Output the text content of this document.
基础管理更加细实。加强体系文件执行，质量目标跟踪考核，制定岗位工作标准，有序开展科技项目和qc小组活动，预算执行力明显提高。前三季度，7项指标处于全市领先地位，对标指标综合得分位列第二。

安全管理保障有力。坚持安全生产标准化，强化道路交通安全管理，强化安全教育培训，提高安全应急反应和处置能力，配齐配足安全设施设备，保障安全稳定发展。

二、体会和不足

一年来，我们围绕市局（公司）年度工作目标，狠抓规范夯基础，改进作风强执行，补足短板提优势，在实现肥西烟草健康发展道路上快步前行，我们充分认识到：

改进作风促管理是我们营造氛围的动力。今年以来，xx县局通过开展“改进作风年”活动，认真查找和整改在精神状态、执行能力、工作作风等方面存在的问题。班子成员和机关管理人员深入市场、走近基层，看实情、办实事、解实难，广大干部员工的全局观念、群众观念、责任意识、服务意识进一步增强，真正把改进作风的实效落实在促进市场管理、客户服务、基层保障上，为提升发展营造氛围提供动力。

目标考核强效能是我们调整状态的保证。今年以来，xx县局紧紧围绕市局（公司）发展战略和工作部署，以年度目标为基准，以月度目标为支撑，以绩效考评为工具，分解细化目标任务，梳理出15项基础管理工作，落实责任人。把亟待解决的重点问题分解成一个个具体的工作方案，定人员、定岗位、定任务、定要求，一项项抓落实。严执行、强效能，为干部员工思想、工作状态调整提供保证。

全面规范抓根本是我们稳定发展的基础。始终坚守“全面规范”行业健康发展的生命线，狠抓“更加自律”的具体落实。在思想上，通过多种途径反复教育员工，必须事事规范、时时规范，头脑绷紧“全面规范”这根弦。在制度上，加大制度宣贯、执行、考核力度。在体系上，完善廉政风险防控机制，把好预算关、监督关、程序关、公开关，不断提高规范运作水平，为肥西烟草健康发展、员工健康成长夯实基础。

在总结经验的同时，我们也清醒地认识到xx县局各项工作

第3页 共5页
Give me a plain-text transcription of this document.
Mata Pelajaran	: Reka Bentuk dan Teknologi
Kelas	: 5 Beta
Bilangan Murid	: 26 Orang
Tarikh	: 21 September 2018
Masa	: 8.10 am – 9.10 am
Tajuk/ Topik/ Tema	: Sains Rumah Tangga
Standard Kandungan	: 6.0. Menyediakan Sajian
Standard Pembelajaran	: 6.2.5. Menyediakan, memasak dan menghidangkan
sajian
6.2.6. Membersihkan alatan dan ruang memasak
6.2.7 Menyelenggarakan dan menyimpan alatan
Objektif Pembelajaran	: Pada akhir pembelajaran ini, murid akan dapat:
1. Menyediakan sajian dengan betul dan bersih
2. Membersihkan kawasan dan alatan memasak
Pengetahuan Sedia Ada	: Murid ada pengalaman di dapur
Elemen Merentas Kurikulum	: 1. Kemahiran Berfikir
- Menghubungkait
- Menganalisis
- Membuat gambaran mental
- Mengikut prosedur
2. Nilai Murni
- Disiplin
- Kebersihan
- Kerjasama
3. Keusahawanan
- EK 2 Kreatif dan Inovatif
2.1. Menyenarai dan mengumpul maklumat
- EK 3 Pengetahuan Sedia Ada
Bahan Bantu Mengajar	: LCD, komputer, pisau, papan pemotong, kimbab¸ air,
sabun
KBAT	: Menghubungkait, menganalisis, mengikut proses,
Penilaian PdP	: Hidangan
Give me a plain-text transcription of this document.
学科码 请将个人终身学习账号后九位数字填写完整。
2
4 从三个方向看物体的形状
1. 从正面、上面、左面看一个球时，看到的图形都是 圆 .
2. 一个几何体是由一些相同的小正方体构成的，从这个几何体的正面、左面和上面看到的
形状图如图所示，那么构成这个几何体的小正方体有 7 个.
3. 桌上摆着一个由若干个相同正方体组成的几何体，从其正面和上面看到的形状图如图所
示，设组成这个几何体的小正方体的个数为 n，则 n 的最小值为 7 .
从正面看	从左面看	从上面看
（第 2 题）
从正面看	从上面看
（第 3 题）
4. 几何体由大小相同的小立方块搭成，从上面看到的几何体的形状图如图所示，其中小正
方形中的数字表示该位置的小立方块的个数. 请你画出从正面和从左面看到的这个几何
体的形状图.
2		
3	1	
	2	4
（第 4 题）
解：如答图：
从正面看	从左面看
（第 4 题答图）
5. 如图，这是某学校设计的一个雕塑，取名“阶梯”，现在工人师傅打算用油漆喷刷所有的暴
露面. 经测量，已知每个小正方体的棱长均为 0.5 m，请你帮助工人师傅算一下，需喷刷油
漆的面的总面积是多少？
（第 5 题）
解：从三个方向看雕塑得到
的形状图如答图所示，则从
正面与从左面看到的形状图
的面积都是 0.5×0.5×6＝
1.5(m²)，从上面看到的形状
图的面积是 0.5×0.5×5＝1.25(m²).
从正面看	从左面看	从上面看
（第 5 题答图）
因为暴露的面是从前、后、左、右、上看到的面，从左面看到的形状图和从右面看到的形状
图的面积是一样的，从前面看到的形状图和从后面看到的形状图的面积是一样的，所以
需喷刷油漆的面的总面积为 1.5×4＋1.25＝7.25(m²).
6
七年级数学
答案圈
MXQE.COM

#### [Prompt]
From the material given, work out how many lines hold the string "Membersihkan"; state that number and nothing further.

#### [Full output]
2